▶ _What the task requires_: Copy out the listing that follows, exact in every word, and skip the images.

▶ _Records supplied_:
__________________________________________________

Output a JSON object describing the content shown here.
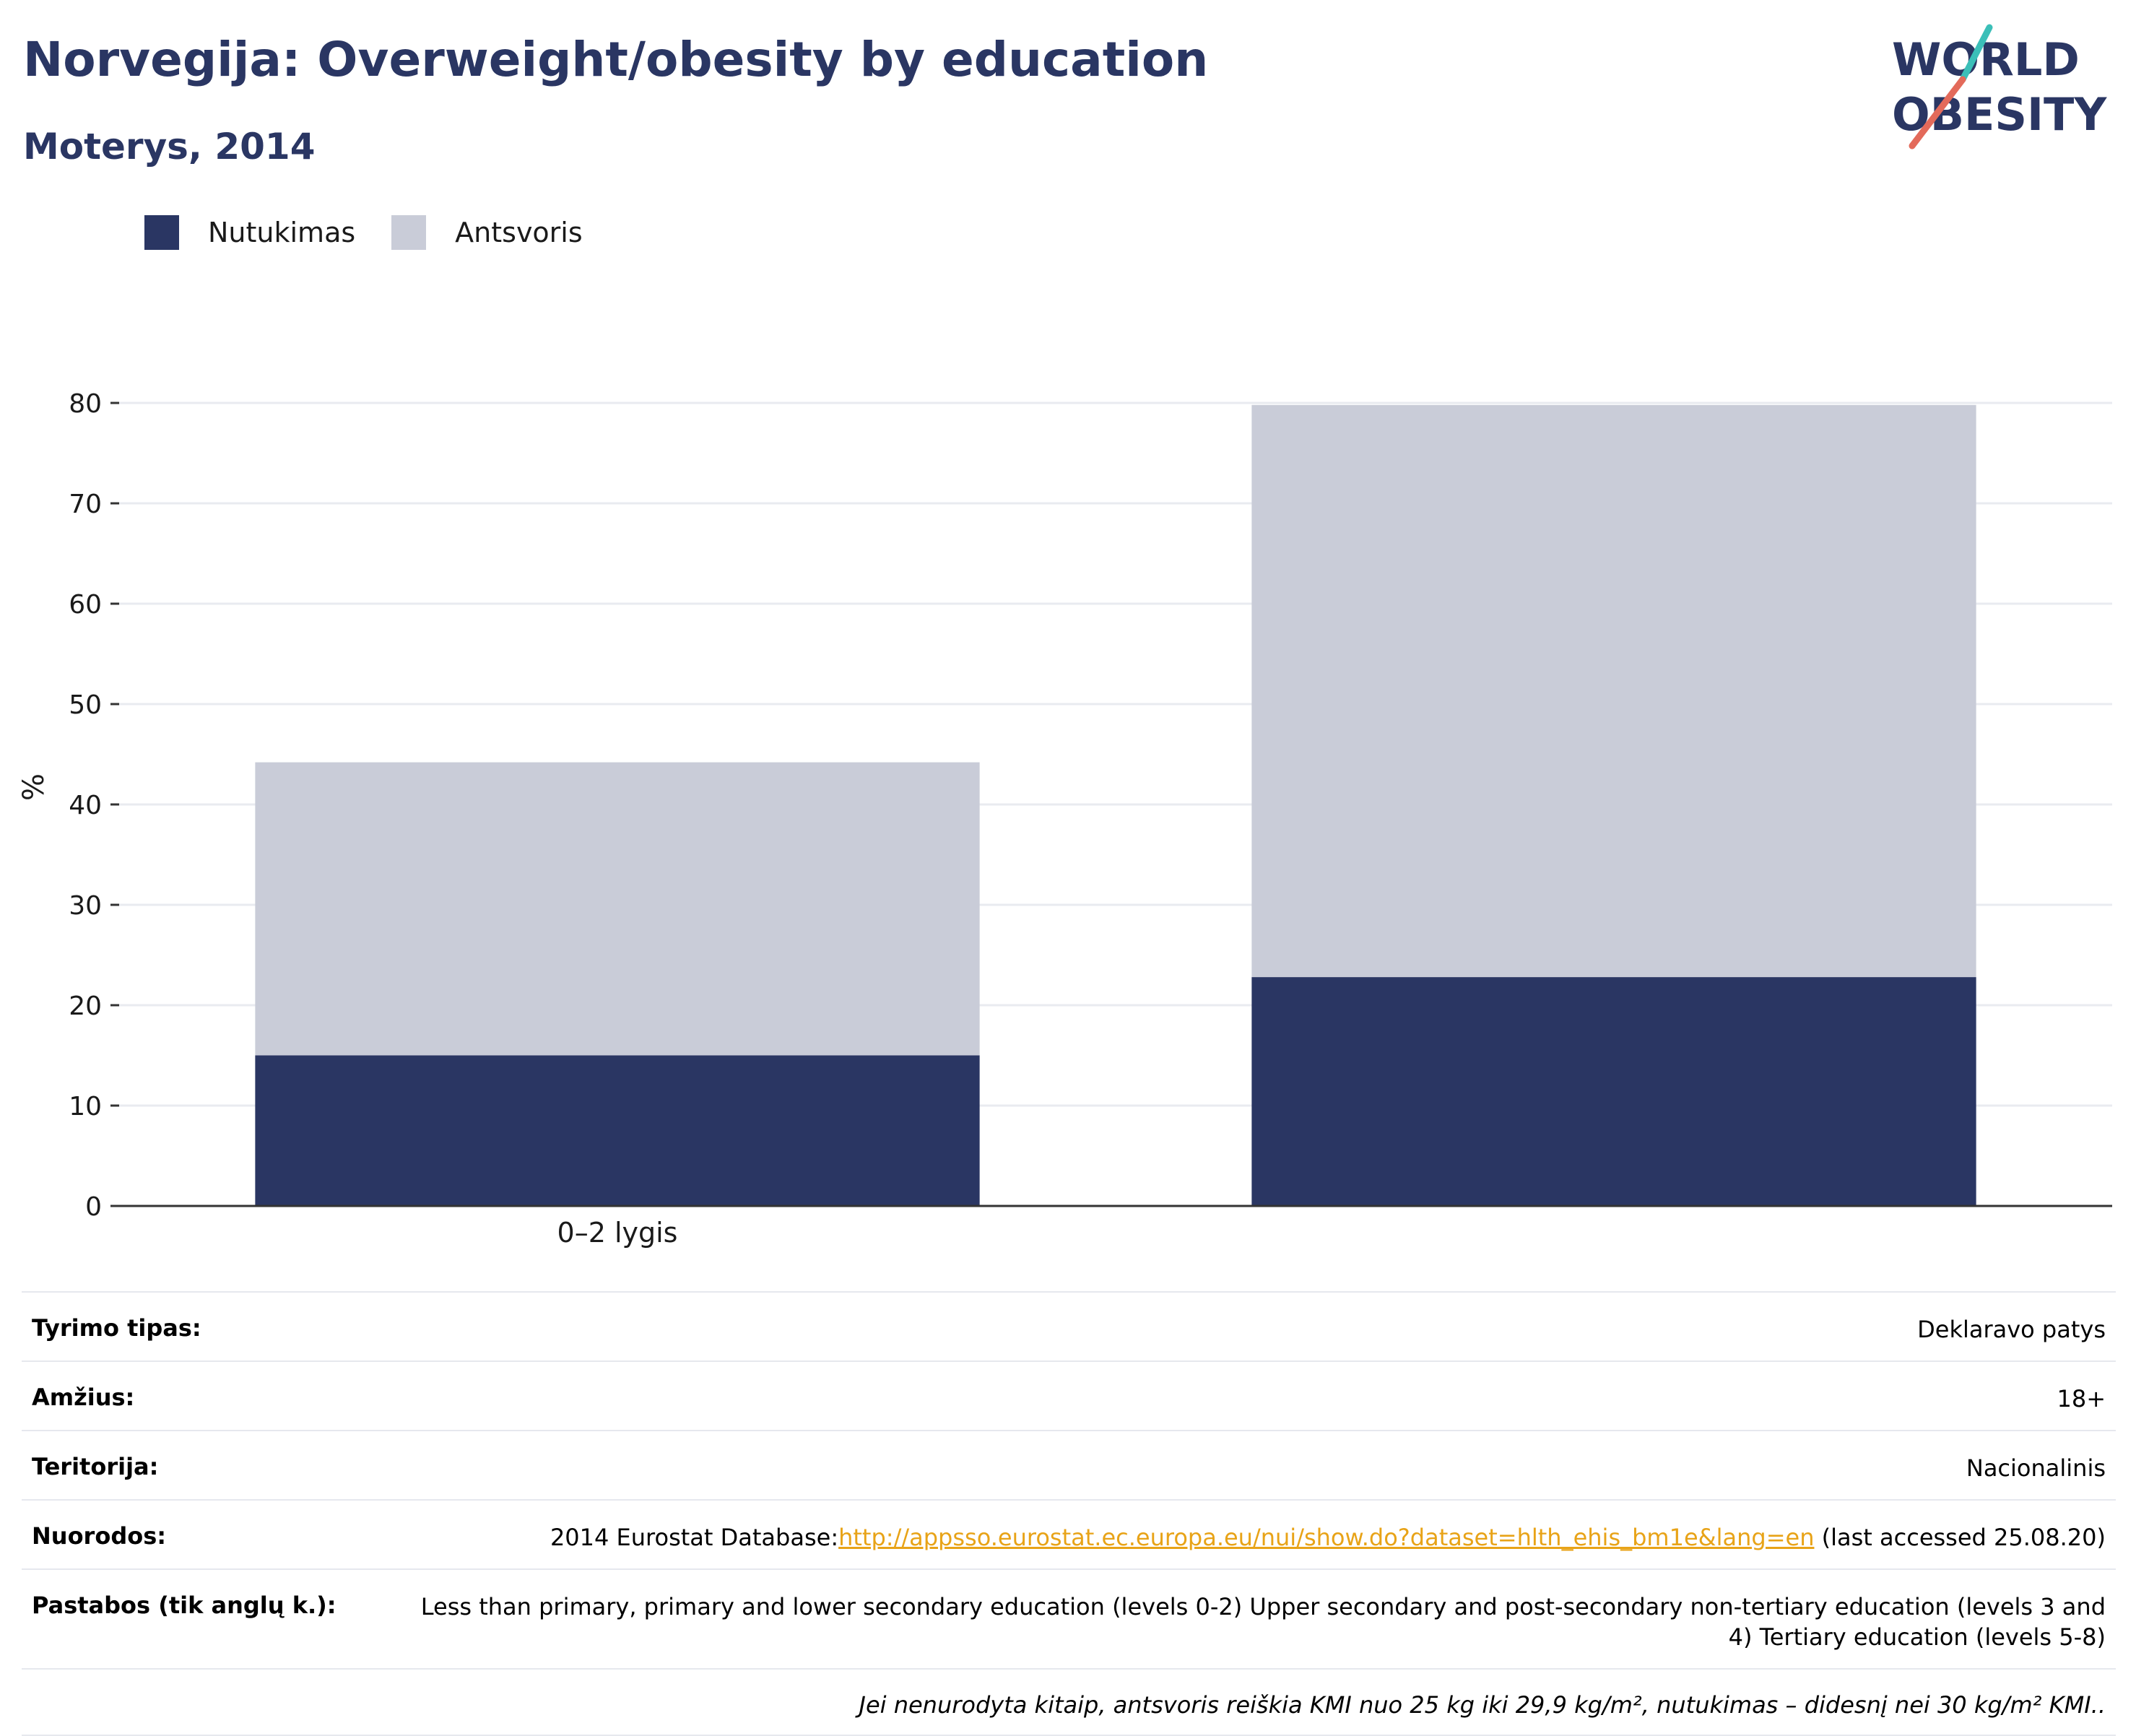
{
  "header": {
    "title": "Norvegija: Overweight/obesity by education",
    "subtitle": "Moterys, 2014"
  },
  "logo": {
    "line1": "WORLD",
    "line2": "OBESITY"
  },
  "chart_data": {
    "type": "bar",
    "stacked": true,
    "categories": [
      "0–2 lygis",
      ""
    ],
    "series": [
      {
        "name": "Nutukimas",
        "values": [
          15.0,
          22.8
        ],
        "color": "#2a3663"
      },
      {
        "name": "Antsvoris",
        "values": [
          29.2,
          57.0
        ],
        "color": "#c9ccd8"
      }
    ],
    "title": "",
    "xlabel": "",
    "ylabel": "%",
    "ylim": [
      0,
      80
    ],
    "yticks": [
      0,
      10,
      20,
      30,
      40,
      50,
      60,
      70,
      80
    ],
    "grid": true,
    "legend_position": "top-left"
  },
  "info": {
    "rows": [
      {
        "label": "Tyrimo tipas:",
        "value": "Deklaravo patys"
      },
      {
        "label": "Amžius:",
        "value": "18+"
      },
      {
        "label": "Teritorija:",
        "value": "Nacionalinis"
      }
    ],
    "references": {
      "label": "Nuorodos:",
      "prefix": "2014 Eurostat Database:",
      "link": "http://appsso.eurostat.ec.europa.eu/nui/show.do?dataset=hlth_ehis_bm1e&lang=en",
      "suffix": " (last accessed 25.08.20)"
    },
    "notes": {
      "label": "Pastabos (tik anglų k.):",
      "value": "Less than primary, primary and lower secondary education (levels 0-2) Upper secondary and post-secondary non-tertiary education (levels 3 and 4) Tertiary education (levels 5-8)"
    },
    "footnote": "Jei nenurodyta kitaip, antsvoris reiškia KMI nuo 25 kg iki 29,9 kg/m², nutukimas – didesnį nei 30 kg/m² KMI.."
  }
}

__________________________________________________

▶ _Expected answer_:
Output a JSON object describing the content shown here.
{
  "header": {
    "title": "Norvegija: Overweight/obesity by education",
    "subtitle": "Moterys, 2014"
  },
  "logo": {
    "line1": "WORLD",
    "line2": "OBESITY"
  },
  "chart_data": {
    "type": "bar",
    "stacked": true,
    "categories": [
      "0–2 lygis",
      ""
    ],
    "series": [
      {
        "name": "Nutukimas",
        "values": [
          15.0,
          22.8
        ],
        "color": "#2a3663"
      },
      {
        "name": "Antsvoris",
        "values": [
          29.2,
          57.0
        ],
        "color": "#c9ccd8"
      }
    ],
    "title": "",
    "xlabel": "",
    "ylabel": "%",
    "ylim": [
      0,
      80
    ],
    "yticks": [
      0,
      10,
      20,
      30,
      40,
      50,
      60,
      70,
      80
    ],
    "grid": true,
    "legend_position": "top-left"
  },
  "info": {
    "rows": [
      {
        "label": "Tyrimo tipas:",
        "value": "Deklaravo patys"
      },
      {
        "label": "Amžius:",
        "value": "18+"
      },
      {
        "label": "Teritorija:",
        "value": "Nacionalinis"
      }
    ],
    "references": {
      "label": "Nuorodos:",
      "prefix": "2014 Eurostat Database:",
      "link": "http://appsso.eurostat.ec.europa.eu/nui/show.do?dataset=hlth_ehis_bm1e&lang=en",
      "suffix": " (last accessed 25.08.20)"
    },
    "notes": {
      "label": "Pastabos (tik anglų k.):",
      "value": "Less than primary, primary and lower secondary education (levels 0-2) Upper secondary and post-secondary non-tertiary education (levels 3 and 4) Tertiary education (levels 5-8)"
    },
    "footnote": "Jei nenurodyta kitaip, antsvoris reiškia KMI nuo 25 kg iki 29,9 kg/m², nutukimas – didesnį nei 30 kg/m² KMI.."
  }
}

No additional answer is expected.